▶ PROBLEM DESCRIPTION
Search the material for the word "screenshot" and report each line where it turns up.

======

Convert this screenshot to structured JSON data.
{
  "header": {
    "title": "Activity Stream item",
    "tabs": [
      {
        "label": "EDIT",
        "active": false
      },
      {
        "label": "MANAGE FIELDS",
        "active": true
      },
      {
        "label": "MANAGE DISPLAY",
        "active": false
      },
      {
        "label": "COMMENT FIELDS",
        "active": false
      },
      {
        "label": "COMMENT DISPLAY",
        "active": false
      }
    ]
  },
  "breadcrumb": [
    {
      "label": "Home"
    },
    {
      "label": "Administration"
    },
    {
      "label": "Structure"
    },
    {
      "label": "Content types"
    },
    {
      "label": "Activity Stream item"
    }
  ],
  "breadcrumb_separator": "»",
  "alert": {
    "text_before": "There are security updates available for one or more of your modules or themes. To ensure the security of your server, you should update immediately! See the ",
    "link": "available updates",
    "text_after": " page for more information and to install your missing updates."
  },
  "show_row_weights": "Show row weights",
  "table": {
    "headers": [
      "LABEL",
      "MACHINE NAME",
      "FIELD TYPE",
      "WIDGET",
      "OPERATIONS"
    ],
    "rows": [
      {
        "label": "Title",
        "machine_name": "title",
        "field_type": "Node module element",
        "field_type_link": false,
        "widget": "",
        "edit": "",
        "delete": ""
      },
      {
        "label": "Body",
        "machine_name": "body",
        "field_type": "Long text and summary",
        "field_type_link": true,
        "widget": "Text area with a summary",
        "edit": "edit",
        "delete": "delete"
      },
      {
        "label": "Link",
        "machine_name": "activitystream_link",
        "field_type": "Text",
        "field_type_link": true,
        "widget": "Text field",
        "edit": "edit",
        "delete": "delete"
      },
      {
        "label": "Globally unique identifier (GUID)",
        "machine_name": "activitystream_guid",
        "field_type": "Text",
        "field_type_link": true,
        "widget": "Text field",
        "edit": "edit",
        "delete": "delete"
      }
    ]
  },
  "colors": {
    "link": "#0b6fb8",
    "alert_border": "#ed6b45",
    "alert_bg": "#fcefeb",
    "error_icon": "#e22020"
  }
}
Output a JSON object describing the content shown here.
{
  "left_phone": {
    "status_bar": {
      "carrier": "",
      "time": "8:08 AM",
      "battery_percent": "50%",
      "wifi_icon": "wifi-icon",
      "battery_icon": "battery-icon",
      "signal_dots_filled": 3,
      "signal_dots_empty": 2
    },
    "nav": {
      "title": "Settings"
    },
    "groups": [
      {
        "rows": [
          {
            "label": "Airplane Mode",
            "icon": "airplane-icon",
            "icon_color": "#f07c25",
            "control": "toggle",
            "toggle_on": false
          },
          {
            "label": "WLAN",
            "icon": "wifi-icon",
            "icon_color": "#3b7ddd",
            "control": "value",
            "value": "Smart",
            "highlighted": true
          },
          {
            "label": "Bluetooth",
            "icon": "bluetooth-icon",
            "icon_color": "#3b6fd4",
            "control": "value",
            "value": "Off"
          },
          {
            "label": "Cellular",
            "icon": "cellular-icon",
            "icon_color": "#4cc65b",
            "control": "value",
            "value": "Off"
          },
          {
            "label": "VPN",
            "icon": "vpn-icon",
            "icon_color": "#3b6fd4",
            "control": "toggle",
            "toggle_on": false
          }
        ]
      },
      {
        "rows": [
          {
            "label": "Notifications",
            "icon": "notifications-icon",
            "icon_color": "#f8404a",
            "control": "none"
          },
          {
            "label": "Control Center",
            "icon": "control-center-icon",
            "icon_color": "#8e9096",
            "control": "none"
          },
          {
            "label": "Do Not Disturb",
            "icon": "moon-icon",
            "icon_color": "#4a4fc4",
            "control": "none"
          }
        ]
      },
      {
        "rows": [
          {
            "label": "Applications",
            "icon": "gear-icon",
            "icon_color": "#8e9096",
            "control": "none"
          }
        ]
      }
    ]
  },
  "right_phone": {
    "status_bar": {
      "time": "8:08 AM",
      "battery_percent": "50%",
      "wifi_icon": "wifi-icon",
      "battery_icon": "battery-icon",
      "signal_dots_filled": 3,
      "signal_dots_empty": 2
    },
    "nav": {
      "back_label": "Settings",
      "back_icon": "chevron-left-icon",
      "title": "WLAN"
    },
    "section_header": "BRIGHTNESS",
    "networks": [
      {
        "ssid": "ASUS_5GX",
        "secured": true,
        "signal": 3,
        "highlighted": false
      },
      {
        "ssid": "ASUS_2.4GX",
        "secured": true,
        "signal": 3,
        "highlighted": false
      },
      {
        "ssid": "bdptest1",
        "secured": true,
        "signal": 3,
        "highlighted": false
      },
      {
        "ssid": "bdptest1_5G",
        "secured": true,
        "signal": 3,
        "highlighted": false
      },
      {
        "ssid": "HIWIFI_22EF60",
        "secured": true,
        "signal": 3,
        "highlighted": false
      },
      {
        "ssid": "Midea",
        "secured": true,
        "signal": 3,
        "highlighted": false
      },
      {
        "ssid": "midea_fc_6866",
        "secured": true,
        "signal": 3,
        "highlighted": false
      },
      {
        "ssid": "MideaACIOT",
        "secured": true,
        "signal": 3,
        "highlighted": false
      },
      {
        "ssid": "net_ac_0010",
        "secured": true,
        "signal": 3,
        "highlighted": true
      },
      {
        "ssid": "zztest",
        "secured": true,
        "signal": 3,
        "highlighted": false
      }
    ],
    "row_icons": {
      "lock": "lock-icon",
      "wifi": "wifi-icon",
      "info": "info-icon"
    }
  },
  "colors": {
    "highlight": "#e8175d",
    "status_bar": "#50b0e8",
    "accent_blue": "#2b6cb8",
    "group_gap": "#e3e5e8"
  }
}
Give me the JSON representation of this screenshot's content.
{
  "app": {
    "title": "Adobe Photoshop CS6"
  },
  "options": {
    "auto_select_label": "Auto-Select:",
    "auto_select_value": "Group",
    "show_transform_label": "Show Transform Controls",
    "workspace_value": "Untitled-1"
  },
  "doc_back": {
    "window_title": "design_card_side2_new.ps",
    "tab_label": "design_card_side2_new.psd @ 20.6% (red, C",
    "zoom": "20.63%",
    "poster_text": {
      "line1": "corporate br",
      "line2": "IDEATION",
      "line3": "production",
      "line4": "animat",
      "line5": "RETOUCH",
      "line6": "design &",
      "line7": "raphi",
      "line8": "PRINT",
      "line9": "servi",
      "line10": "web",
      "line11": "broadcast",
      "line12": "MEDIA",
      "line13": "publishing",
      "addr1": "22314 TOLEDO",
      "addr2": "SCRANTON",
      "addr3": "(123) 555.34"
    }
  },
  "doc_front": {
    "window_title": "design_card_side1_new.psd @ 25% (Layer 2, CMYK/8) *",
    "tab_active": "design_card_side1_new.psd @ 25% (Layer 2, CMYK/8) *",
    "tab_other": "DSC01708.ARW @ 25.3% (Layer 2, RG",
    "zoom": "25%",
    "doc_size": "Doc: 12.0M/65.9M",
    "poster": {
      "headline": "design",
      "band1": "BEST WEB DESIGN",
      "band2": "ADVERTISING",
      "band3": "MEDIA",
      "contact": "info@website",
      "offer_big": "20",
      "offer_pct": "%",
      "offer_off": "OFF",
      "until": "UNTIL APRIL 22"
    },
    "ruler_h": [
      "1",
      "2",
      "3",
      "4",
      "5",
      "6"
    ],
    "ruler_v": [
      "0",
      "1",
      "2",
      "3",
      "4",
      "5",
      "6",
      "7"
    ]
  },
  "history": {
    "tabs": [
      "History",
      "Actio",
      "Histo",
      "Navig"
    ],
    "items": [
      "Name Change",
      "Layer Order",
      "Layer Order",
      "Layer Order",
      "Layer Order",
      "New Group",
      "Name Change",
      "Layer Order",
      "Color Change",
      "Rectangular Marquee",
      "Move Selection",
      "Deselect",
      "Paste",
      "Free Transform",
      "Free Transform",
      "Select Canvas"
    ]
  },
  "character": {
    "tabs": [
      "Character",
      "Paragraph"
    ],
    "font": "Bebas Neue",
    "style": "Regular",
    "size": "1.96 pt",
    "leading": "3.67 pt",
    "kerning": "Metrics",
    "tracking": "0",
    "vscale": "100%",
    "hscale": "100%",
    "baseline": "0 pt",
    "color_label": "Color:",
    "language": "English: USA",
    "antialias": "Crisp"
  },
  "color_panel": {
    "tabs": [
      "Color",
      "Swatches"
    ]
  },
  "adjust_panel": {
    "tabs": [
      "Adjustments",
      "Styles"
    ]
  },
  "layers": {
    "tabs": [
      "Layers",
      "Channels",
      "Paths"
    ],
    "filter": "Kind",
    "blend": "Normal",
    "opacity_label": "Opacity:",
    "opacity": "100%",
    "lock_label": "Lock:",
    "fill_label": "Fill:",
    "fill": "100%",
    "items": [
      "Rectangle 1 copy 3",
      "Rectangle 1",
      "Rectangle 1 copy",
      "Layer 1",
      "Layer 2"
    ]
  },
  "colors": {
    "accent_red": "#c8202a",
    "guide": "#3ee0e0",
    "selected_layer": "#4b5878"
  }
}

======

▶ WRITTEN SOLUTION
Convert this screenshot to structured JSON data.
Give me the JSON representation of this screenshot's content.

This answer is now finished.